What you are asked to do → Copy out the complete listing, word for word.

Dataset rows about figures
....

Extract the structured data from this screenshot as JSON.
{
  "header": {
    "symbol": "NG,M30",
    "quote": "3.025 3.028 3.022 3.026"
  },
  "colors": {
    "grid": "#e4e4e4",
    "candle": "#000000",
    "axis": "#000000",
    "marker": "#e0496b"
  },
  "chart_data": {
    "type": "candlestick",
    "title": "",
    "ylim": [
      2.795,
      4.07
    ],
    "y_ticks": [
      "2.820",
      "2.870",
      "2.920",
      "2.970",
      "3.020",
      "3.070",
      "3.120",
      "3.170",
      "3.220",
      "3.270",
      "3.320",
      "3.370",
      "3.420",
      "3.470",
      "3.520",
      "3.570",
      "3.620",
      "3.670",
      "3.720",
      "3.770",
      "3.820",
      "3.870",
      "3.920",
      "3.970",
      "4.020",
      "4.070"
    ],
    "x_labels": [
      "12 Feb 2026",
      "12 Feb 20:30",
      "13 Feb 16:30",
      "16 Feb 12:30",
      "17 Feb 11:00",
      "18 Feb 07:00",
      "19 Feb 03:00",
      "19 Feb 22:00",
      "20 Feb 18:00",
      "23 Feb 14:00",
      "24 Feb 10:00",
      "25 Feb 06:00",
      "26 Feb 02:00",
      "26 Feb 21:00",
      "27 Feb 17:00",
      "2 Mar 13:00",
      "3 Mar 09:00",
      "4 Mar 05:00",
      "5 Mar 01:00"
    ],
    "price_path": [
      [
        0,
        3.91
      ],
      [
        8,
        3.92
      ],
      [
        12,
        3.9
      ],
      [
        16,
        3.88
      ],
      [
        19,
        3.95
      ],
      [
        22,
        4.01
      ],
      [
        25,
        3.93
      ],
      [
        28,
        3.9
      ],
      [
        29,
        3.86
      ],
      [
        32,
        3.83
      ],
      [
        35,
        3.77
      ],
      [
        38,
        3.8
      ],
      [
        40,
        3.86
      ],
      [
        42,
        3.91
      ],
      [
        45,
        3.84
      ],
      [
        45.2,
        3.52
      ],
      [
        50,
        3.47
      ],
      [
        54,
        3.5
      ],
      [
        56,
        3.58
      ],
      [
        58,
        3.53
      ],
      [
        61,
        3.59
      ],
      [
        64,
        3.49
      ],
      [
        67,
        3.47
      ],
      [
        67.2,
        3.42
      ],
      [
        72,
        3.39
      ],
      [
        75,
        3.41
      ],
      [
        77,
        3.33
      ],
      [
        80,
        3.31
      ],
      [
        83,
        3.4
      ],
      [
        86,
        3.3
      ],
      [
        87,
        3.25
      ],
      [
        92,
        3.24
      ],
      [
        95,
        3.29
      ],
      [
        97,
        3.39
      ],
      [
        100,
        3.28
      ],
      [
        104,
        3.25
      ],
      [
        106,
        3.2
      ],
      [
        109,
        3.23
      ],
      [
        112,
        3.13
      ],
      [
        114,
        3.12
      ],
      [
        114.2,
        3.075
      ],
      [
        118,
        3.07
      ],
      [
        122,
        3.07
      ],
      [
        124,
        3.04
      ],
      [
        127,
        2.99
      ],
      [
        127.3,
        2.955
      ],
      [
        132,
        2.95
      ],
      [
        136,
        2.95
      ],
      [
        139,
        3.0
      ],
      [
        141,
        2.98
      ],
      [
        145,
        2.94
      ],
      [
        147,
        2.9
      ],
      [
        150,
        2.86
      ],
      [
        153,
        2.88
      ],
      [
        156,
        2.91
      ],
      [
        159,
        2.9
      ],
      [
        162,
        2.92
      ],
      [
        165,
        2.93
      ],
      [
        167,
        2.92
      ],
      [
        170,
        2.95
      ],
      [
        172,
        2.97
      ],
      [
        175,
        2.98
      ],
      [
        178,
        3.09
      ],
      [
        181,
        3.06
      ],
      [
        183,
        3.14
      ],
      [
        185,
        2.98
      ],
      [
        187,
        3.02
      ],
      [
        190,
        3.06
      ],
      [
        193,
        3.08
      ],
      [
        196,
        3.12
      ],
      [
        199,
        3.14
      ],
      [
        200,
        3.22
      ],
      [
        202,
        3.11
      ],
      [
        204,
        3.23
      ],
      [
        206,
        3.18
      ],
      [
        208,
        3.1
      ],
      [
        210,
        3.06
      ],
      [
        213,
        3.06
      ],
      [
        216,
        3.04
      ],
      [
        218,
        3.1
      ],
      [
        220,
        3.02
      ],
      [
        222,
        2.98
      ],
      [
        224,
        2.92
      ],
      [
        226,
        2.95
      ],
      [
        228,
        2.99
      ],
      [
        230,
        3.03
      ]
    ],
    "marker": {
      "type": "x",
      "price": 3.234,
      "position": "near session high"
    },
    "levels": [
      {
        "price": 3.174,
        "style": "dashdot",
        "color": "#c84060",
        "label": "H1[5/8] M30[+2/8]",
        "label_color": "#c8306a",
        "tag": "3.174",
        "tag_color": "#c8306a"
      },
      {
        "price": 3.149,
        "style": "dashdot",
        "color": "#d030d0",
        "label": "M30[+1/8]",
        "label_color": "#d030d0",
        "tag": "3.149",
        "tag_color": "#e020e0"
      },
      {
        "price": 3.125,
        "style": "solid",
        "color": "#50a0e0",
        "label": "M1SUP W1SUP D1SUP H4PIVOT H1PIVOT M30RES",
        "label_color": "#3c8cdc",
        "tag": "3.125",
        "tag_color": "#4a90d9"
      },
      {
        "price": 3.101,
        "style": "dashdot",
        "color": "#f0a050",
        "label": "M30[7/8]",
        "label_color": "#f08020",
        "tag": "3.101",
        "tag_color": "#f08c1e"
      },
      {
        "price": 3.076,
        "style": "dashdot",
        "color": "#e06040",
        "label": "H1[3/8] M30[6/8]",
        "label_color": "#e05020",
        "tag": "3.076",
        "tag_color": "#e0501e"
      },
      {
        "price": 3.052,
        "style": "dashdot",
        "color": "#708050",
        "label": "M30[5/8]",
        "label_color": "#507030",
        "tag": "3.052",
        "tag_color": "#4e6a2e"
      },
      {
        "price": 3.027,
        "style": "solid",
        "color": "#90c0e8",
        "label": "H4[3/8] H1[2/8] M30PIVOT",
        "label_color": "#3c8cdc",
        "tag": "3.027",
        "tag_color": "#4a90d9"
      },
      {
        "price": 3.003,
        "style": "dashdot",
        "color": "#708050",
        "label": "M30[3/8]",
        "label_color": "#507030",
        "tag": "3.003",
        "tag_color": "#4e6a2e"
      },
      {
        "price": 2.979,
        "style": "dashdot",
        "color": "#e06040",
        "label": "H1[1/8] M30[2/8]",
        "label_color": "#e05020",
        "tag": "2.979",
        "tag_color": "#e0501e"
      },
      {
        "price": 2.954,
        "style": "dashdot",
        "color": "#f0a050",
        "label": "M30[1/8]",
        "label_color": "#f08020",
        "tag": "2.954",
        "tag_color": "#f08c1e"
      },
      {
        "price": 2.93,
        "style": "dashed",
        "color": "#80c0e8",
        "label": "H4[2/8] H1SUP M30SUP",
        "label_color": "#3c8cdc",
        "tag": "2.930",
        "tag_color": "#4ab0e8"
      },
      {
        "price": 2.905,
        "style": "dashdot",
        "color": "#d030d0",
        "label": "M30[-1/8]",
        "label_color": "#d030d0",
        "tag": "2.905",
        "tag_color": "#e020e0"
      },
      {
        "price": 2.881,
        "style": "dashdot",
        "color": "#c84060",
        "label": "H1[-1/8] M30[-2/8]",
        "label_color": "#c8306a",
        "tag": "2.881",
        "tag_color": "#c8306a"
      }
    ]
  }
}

....

Exercise solution →
Extract the structured data from this screenshot as JSON.
{
  "header": {
    "symbol": "NG,M30",
    "quote": "3.025 3.028 3.022 3.026"
  },
  "colors": {
    "grid": "#e4e4e4",
    "candle": "#000000",
    "axis": "#000000",
    "marker": "#e0496b"
  },
  "chart_data": {
    "type": "candlestick",
    "title": "",
    "ylim": [
      2.795,
      4.07
    ],
    "y_ticks": [
      "2.820",
      "2.870",
      "2.920",
      "2.970",
      "3.020",
      "3.070",
      "3.120",
      "3.170",
      "3.220",
      "3.270",
      "3.320",
      "3.370",
      "3.420",
      "3.470",
      "3.520",
      "3.570",
      "3.620",
      "3.670",
      "3.720",
      "3.770",
      "3.820",
      "3.870",
      "3.920",
      "3.970",
      "4.020",
      "4.070"
    ],
    "x_labels": [
      "12 Feb 2026",
      "12 Feb 20:30",
      "13 Feb 16:30",
      "16 Feb 12:30",
      "17 Feb 11:00",
      "18 Feb 07:00",
      "19 Feb 03:00",
      "19 Feb 22:00",
      "20 Feb 18:00",
      "23 Feb 14:00",
      "24 Feb 10:00",
      "25 Feb 06:00",
      "26 Feb 02:00",
      "26 Feb 21:00",
      "27 Feb 17:00",
      "2 Mar 13:00",
      "3 Mar 09:00",
      "4 Mar 05:00",
      "5 Mar 01:00"
    ],
    "price_path": [
      [
        0,
        3.91
      ],
      [
        8,
        3.92
      ],
      [
        12,
        3.9
      ],
      [
        16,
        3.88
      ],
      [
        19,
        3.95
      ],
      [
        22,
        4.01
      ],
      [
        25,
        3.93
      ],
      [
        28,
        3.9
      ],
      [
        29,
        3.86
      ],
      [
        32,
        3.83
      ],
      [
        35,
        3.77
      ],
      [
        38,
        3.8
      ],
      [
        40,
        3.86
      ],
      [
        42,
        3.91
      ],
      [
        45,
        3.84
      ],
      [
        45.2,
        3.52
      ],
      [
        50,
        3.47
      ],
      [
        54,
        3.5
      ],
      [
        56,
        3.58
      ],
      [
        58,
        3.53
      ],
      [
        61,
        3.59
      ],
      [
        64,
        3.49
      ],
      [
        67,
        3.47
      ],
      [
        67.2,
        3.42
      ],
      [
        72,
        3.39
      ],
      [
        75,
        3.41
      ],
      [
        77,
        3.33
      ],
      [
        80,
        3.31
      ],
      [
        83,
        3.4
      ],
      [
        86,
        3.3
      ],
      [
        87,
        3.25
      ],
      [
        92,
        3.24
      ],
      [
        95,
        3.29
      ],
      [
        97,
        3.39
      ],
      [
        100,
        3.28
      ],
      [
        104,
        3.25
      ],
      [
        106,
        3.2
      ],
      [
        109,
        3.23
      ],
      [
        112,
        3.13
      ],
      [
        114,
        3.12
      ],
      [
        114.2,
        3.075
      ],
      [
        118,
        3.07
      ],
      [
        122,
        3.07
      ],
      [
        124,
        3.04
      ],
      [
        127,
        2.99
      ],
      [
        127.3,
        2.955
      ],
      [
        132,
        2.95
      ],
      [
        136,
        2.95
      ],
      [
        139,
        3.0
      ],
      [
        141,
        2.98
      ],
      [
        145,
        2.94
      ],
      [
        147,
        2.9
      ],
      [
        150,
        2.86
      ],
      [
        153,
        2.88
      ],
      [
        156,
        2.91
      ],
      [
        159,
        2.9
      ],
      [
        162,
        2.92
      ],
      [
        165,
        2.93
      ],
      [
        167,
        2.92
      ],
      [
        170,
        2.95
      ],
      [
        172,
        2.97
      ],
      [
        175,
        2.98
      ],
      [
        178,
        3.09
      ],
      [
        181,
        3.06
      ],
      [
        183,
        3.14
      ],
      [
        185,
        2.98
      ],
      [
        187,
        3.02
      ],
      [
        190,
        3.06
      ],
      [
        193,
        3.08
      ],
      [
        196,
        3.12
      ],
      [
        199,
        3.14
      ],
      [
        200,
        3.22
      ],
      [
        202,
        3.11
      ],
      [
        204,
        3.23
      ],
      [
        206,
        3.18
      ],
      [
        208,
        3.1
      ],
      [
        210,
        3.06
      ],
      [
        213,
        3.06
      ],
      [
        216,
        3.04
      ],
      [
        218,
        3.1
      ],
      [
        220,
        3.02
      ],
      [
        222,
        2.98
      ],
      [
        224,
        2.92
      ],
      [
        226,
        2.95
      ],
      [
        228,
        2.99
      ],
      [
        230,
        3.03
      ]
    ],
    "marker": {
      "type": "x",
      "price": 3.234,
      "position": "near session high"
    },
    "levels": [
      {
        "price": 3.174,
        "style": "dashdot",
        "color": "#c84060",
        "label": "H1[5/8] M30[+2/8]",
        "label_color": "#c8306a",
        "tag": "3.174",
        "tag_color": "#c8306a"
      },
      {
        "price": 3.149,
        "style": "dashdot",
        "color": "#d030d0",
        "label": "M30[+1/8]",
        "label_color": "#d030d0",
        "tag": "3.149",
        "tag_color": "#e020e0"
      },
      {
        "price": 3.125,
        "style": "solid",
        "color": "#50a0e0",
        "label": "M1SUP W1SUP D1SUP H4PIVOT H1PIVOT M30RES",
        "label_color": "#3c8cdc",
        "tag": "3.125",
        "tag_color": "#4a90d9"
      },
      {
        "price": 3.101,
        "style": "dashdot",
        "color": "#f0a050",
        "label": "M30[7/8]",
        "label_color": "#f08020",
        "tag": "3.101",
        "tag_color": "#f08c1e"
      },
      {
        "price": 3.076,
        "style": "dashdot",
        "color": "#e06040",
        "label": "H1[3/8] M30[6/8]",
        "label_color": "#e05020",
        "tag": "3.076",
        "tag_color": "#e0501e"
      },
      {
        "price": 3.052,
        "style": "dashdot",
        "color": "#708050",
        "label": "M30[5/8]",
        "label_color": "#507030",
        "tag": "3.052",
        "tag_color": "#4e6a2e"
      },
      {
        "price": 3.027,
        "style": "solid",
        "color": "#90c0e8",
        "label": "H4[3/8] H1[2/8] M30PIVOT",
        "label_color": "#3c8cdc",
        "tag": "3.027",
        "tag_color": "#4a90d9"
      },
      {
        "price": 3.003,
        "style": "dashdot",
        "color": "#708050",
        "label": "M30[3/8]",
        "label_color": "#507030",
        "tag": "3.003",
        "tag_color": "#4e6a2e"
      },
      {
        "price": 2.979,
        "style": "dashdot",
        "color": "#e06040",
        "label": "H1[1/8] M30[2/8]",
        "label_color": "#e05020",
        "tag": "2.979",
        "tag_color": "#e0501e"
      },
      {
        "price": 2.954,
        "style": "dashdot",
        "color": "#f0a050",
        "label": "M30[1/8]",
        "label_color": "#f08020",
        "tag": "2.954",
        "tag_color": "#f08c1e"
      },
      {
        "price": 2.93,
        "style": "dashed",
        "color": "#80c0e8",
        "label": "H4[2/8] H1SUP M30SUP",
        "label_color": "#3c8cdc",
        "tag": "2.930",
        "tag_color": "#4ab0e8"
      },
      {
        "price": 2.905,
        "style": "dashdot",
        "color": "#d030d0",
        "label": "M30[-1/8]",
        "label_color": "#d030d0",
        "tag": "2.905",
        "tag_color": "#e020e0"
      },
      {
        "price": 2.881,
        "style": "dashdot",
        "color": "#c84060",
        "label": "H1[-1/8] M30[-2/8]",
        "label_color": "#c8306a",
        "tag": "2.881",
        "tag_color": "#c8306a"
      }
    ]
  }
}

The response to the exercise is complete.